Goal of the exercise ->
Go through the material below and count the lines with the string "measured"; the number is the whole answer.
---
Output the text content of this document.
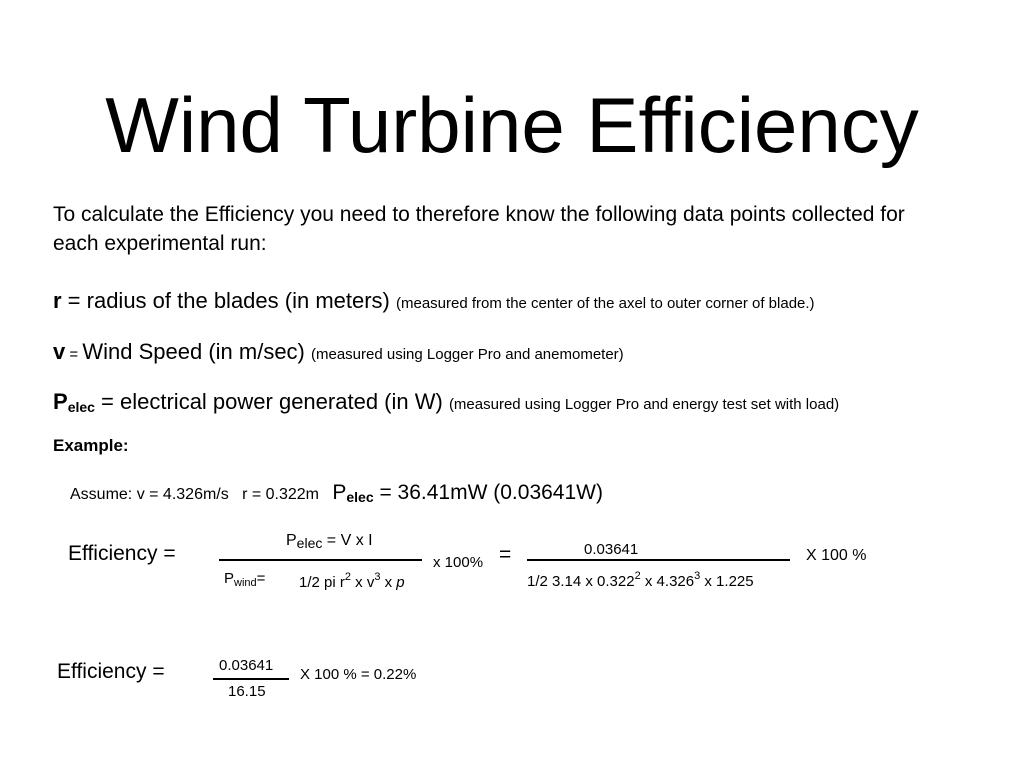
Wind Turbine Efficiency
To calculate the Efficiency you need to therefore know the following data points collected for each experimental run:
r = radius of the blades (in meters) (measured from the center of the axel to outer corner of blade.)
v = Wind Speed (in m/sec) (measured using Logger Pro and anemometer)
$P_{elec}$ = electrical power generated (in W) (measured using Logger Pro and energy test set with load)
Example:
Assume: v = 4.326m/s r = 0.322m $P_{elec} = 36.41mW$ (0.03641W)
Efficiency =
$P_{elec} = V$ x I
$P_{wind}= 1/2$ pi $r^2$ x $v^3$ x p
x 100% =	0.03641
1/2 3.14 x 0.322$^2$ x 4.326$^3$ x 1.225
X 100 %
Efficiency =	0.03641
16.15
X 100 % = 0.22%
---
Correct result ->
3